» AIM OF THE TASK: Scan the following material for the string "intro" and copy each line in which it appears.

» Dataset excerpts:

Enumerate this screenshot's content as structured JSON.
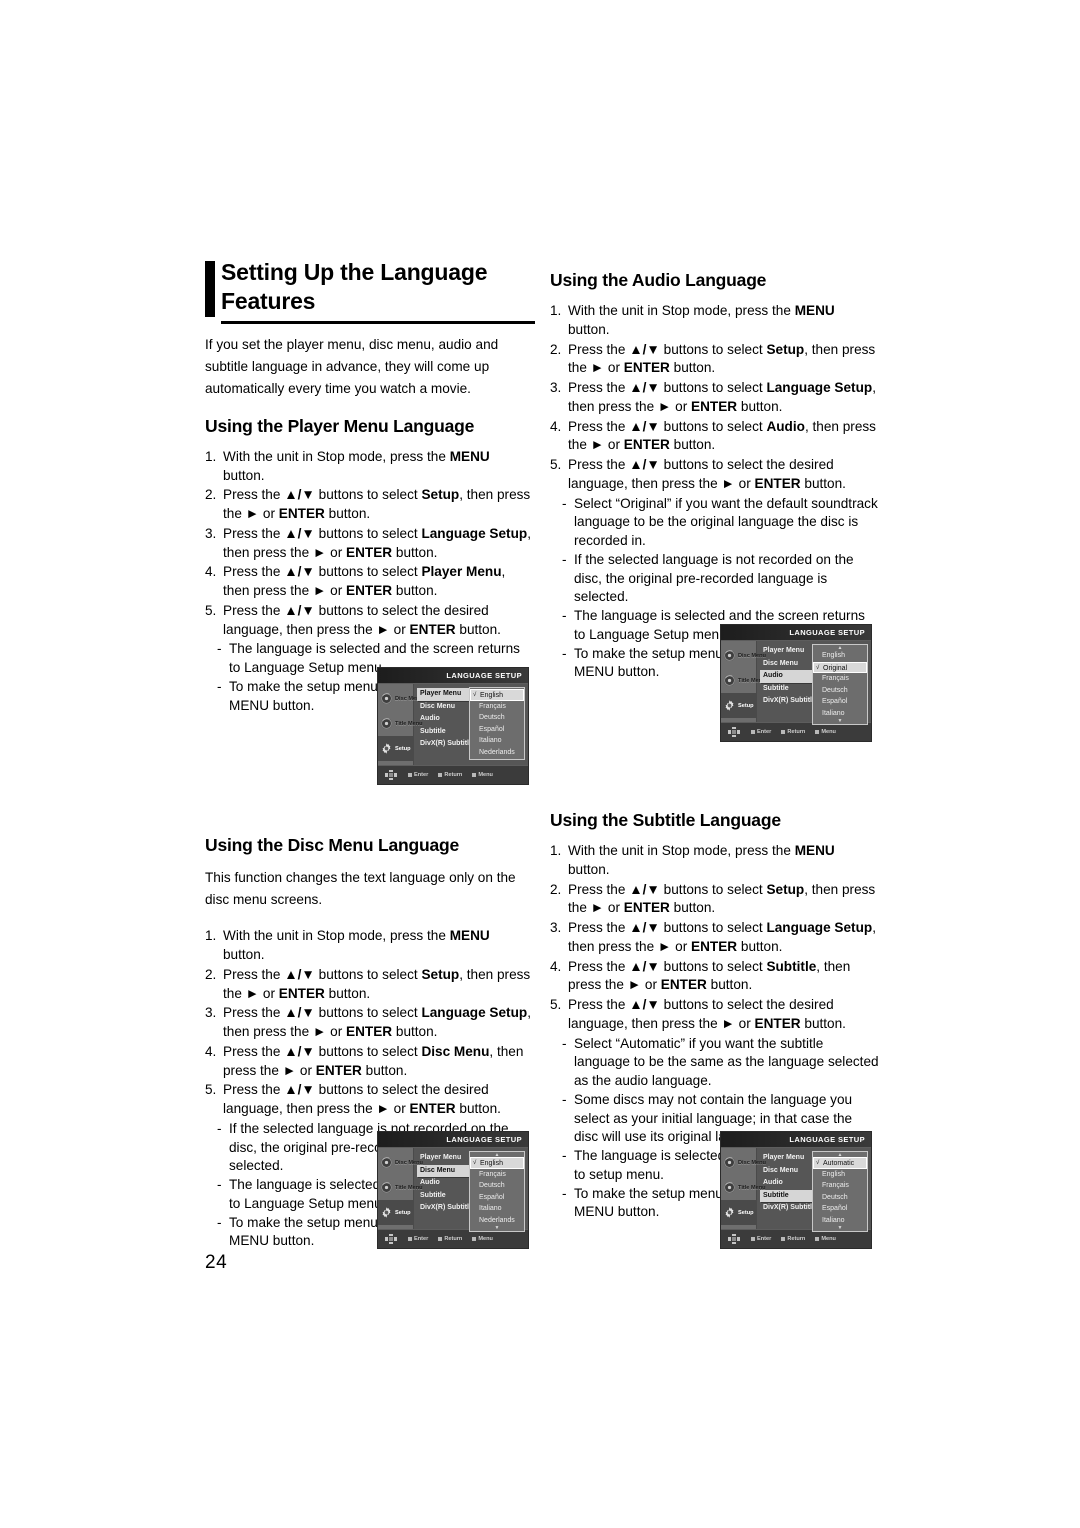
{
  "page": {
    "number": "24"
  },
  "main_title": {
    "line1": "Setting Up the Language",
    "line2": "Features"
  },
  "intro": "If you set the player menu, disc menu, audio and subtitle language in advance, they will come up automatically every time you watch a movie.",
  "sections": {
    "player_menu": {
      "heading": "Using the Player Menu Language",
      "steps": [
        {
          "num": "1.",
          "parts": [
            {
              "t": "With the unit in Stop mode, press the "
            },
            {
              "t": "MENU",
              "b": true
            },
            {
              "t": " button."
            }
          ]
        },
        {
          "num": "2.",
          "parts": [
            {
              "t": "Press the "
            },
            {
              "t": "▲/▼",
              "b": true
            },
            {
              "t": " buttons to select "
            },
            {
              "t": "Setup",
              "b": true
            },
            {
              "t": ", then press the ►  or "
            },
            {
              "t": "ENTER",
              "b": true
            },
            {
              "t": " button."
            }
          ]
        },
        {
          "num": "3.",
          "parts": [
            {
              "t": "Press the "
            },
            {
              "t": "▲/▼",
              "b": true
            },
            {
              "t": " buttons to select "
            },
            {
              "t": "Language Setup",
              "b": true
            },
            {
              "t": ", then press the ► or "
            },
            {
              "t": "ENTER",
              "b": true
            },
            {
              "t": " button."
            }
          ]
        },
        {
          "num": "4.",
          "parts": [
            {
              "t": "Press the "
            },
            {
              "t": "▲/▼",
              "b": true
            },
            {
              "t": " buttons to select "
            },
            {
              "t": "Player Menu",
              "b": true
            },
            {
              "t": ", then press the ► or "
            },
            {
              "t": "ENTER",
              "b": true
            },
            {
              "t": " button."
            }
          ]
        },
        {
          "num": "5.",
          "parts": [
            {
              "t": "Press the "
            },
            {
              "t": "▲/▼",
              "b": true
            },
            {
              "t": " buttons to select the desired language, then press the ► or "
            },
            {
              "t": "ENTER",
              "b": true
            },
            {
              "t": " button."
            }
          ]
        }
      ],
      "notes": [
        "The language is selected and the screen  returns to Language Setup menu.",
        "To make the setup menu disappear, press the MENU button."
      ]
    },
    "disc_menu": {
      "heading": "Using the Disc Menu Language",
      "intro": "This function changes the text language only on the disc menu screens.",
      "steps": [
        {
          "num": "1.",
          "parts": [
            {
              "t": "With the unit in Stop mode, press the "
            },
            {
              "t": "MENU",
              "b": true
            },
            {
              "t": " button."
            }
          ]
        },
        {
          "num": "2.",
          "parts": [
            {
              "t": "Press the "
            },
            {
              "t": "▲/▼",
              "b": true
            },
            {
              "t": " buttons to select "
            },
            {
              "t": "Setup",
              "b": true
            },
            {
              "t": ", then press the ►  or "
            },
            {
              "t": "ENTER",
              "b": true
            },
            {
              "t": " button."
            }
          ]
        },
        {
          "num": "3.",
          "parts": [
            {
              "t": "Press the "
            },
            {
              "t": "▲/▼",
              "b": true
            },
            {
              "t": " buttons to select "
            },
            {
              "t": "Language Setup",
              "b": true
            },
            {
              "t": ", then press the ► or "
            },
            {
              "t": "ENTER",
              "b": true
            },
            {
              "t": " button."
            }
          ]
        },
        {
          "num": "4.",
          "parts": [
            {
              "t": "Press the  "
            },
            {
              "t": "▲/▼",
              "b": true
            },
            {
              "t": " buttons to select "
            },
            {
              "t": "Disc Menu",
              "b": true
            },
            {
              "t": ", then press the ► or "
            },
            {
              "t": "ENTER",
              "b": true
            },
            {
              "t": "  button."
            }
          ]
        },
        {
          "num": "5.",
          "parts": [
            {
              "t": "Press the "
            },
            {
              "t": "▲/▼",
              "b": true
            },
            {
              "t": " buttons to select the desired language, then press the ► or "
            },
            {
              "t": "ENTER",
              "b": true
            },
            {
              "t": " button."
            }
          ]
        }
      ],
      "notes": [
        "If the selected language is not recorded on  the disc, the original pre-recorded language is selected.",
        "The language is selected and the screen returns to Language Setup menu.",
        "To make the setup menu disappear, press the MENU button."
      ]
    },
    "audio": {
      "heading": "Using the Audio Language",
      "steps": [
        {
          "num": "1.",
          "parts": [
            {
              "t": "With the unit in Stop mode, press the "
            },
            {
              "t": "MENU",
              "b": true
            },
            {
              "t": " button."
            }
          ]
        },
        {
          "num": "2.",
          "parts": [
            {
              "t": "Press the "
            },
            {
              "t": "▲/▼",
              "b": true
            },
            {
              "t": " buttons to select "
            },
            {
              "t": "Setup",
              "b": true
            },
            {
              "t": ", then press the ► or "
            },
            {
              "t": "ENTER",
              "b": true
            },
            {
              "t": " button."
            }
          ]
        },
        {
          "num": "3.",
          "parts": [
            {
              "t": "Press the "
            },
            {
              "t": "▲/▼",
              "b": true
            },
            {
              "t": " buttons to select "
            },
            {
              "t": "Language Setup",
              "b": true
            },
            {
              "t": ", then press the ► or "
            },
            {
              "t": "ENTER",
              "b": true
            },
            {
              "t": " button."
            }
          ]
        },
        {
          "num": "4.",
          "parts": [
            {
              "t": "Press the "
            },
            {
              "t": "▲/▼",
              "b": true
            },
            {
              "t": " buttons to select "
            },
            {
              "t": "Audio",
              "b": true
            },
            {
              "t": ", then press the ► or "
            },
            {
              "t": "ENTER",
              "b": true
            },
            {
              "t": " button."
            }
          ]
        },
        {
          "num": "5.",
          "parts": [
            {
              "t": "Press the "
            },
            {
              "t": "▲/▼",
              "b": true
            },
            {
              "t": " buttons to select the desired language, then press the ► or "
            },
            {
              "t": "ENTER",
              "b": true
            },
            {
              "t": " button."
            }
          ]
        }
      ],
      "notes": [
        "Select “Original” if you want the default soundtrack language to be the original language the disc is recorded in.",
        "If the selected language is not recorded on the disc, the original pre-recorded language is selected.",
        "The language is selected and the screen returns to Language Setup menu.",
        "To make the setup menu disappear, press the MENU button."
      ]
    },
    "subtitle": {
      "heading": "Using the Subtitle Language",
      "steps": [
        {
          "num": "1.",
          "parts": [
            {
              "t": "With the unit in Stop mode, press the "
            },
            {
              "t": "MENU",
              "b": true
            },
            {
              "t": " button."
            }
          ]
        },
        {
          "num": "2.",
          "parts": [
            {
              "t": "Press the "
            },
            {
              "t": "▲/▼",
              "b": true
            },
            {
              "t": " buttons to select "
            },
            {
              "t": "Setup",
              "b": true
            },
            {
              "t": ", then press the ► or "
            },
            {
              "t": "ENTER",
              "b": true
            },
            {
              "t": " button."
            }
          ]
        },
        {
          "num": "3.",
          "parts": [
            {
              "t": "Press the "
            },
            {
              "t": "▲/▼",
              "b": true
            },
            {
              "t": " buttons to select "
            },
            {
              "t": "Language Setup",
              "b": true
            },
            {
              "t": ", then press the ► or "
            },
            {
              "t": "ENTER",
              "b": true
            },
            {
              "t": " button."
            }
          ]
        },
        {
          "num": "4.",
          "parts": [
            {
              "t": "Press the "
            },
            {
              "t": "▲/▼",
              "b": true
            },
            {
              "t": " buttons to select "
            },
            {
              "t": "Subtitle",
              "b": true
            },
            {
              "t": ", then press the ► or "
            },
            {
              "t": "ENTER",
              "b": true
            },
            {
              "t": " button."
            }
          ]
        },
        {
          "num": "5.",
          "parts": [
            {
              "t": "Press the "
            },
            {
              "t": "▲/▼",
              "b": true
            },
            {
              "t": " buttons to select the desired  language, then press the ► or "
            },
            {
              "t": "ENTER",
              "b": true
            },
            {
              "t": " button."
            }
          ]
        }
      ],
      "notes": [
        "Select “Automatic” if you want the subtitle  language to be the same as the language selected as the audio language.",
        " Some discs may not contain the language you select as your initial language; in that case the disc will use its original language setting.",
        "The language is selected and the screen returns to setup menu.",
        "To make the setup menu disappear, press the MENU button."
      ]
    }
  },
  "osd": {
    "title": "LANGUAGE SETUP",
    "sidebar": [
      {
        "label": "Disc Menu",
        "icon": "disc-icon"
      },
      {
        "label": "Title Menu",
        "icon": "disc-icon"
      },
      {
        "label": "Setup",
        "icon": "gear-icon"
      }
    ],
    "menu_items": [
      "Player Menu",
      "Disc Menu",
      "Audio",
      "Subtitle",
      "DivX(R) Subtitle"
    ],
    "footer": [
      {
        "label": "Enter"
      },
      {
        "label": "Return"
      },
      {
        "label": "Menu"
      }
    ],
    "screens": {
      "player_menu": {
        "active": "Player Menu",
        "languages": [
          "English",
          "Français",
          "Deutsch",
          "Español",
          "Italiano",
          "Nederlands"
        ],
        "selected": "English",
        "scroll_up": false,
        "scroll_down": false
      },
      "disc_menu": {
        "active": "Disc Menu",
        "languages": [
          "English",
          "Français",
          "Deutsch",
          "Español",
          "Italiano",
          "Nederlands"
        ],
        "selected": "English",
        "scroll_up": true,
        "scroll_down": true
      },
      "audio": {
        "active": "Audio",
        "languages": [
          "English",
          "Original",
          "Français",
          "Deutsch",
          "Español",
          "Italiano"
        ],
        "selected": "Original",
        "scroll_up": true,
        "scroll_down": true
      },
      "subtitle": {
        "active": "Subtitle",
        "languages": [
          "Automatic",
          "English",
          "Français",
          "Deutsch",
          "Español",
          "Italiano"
        ],
        "selected": "Automatic",
        "scroll_up": true,
        "scroll_down": true
      }
    }
  }
}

» SOLVED EXERCISE:
  "intro": "If you set the player menu, disc menu, audio and subtitle language in advance, they will come up automatically every time you watch a movie.",
      "intro": "This function changes the text language only on the disc menu screens.",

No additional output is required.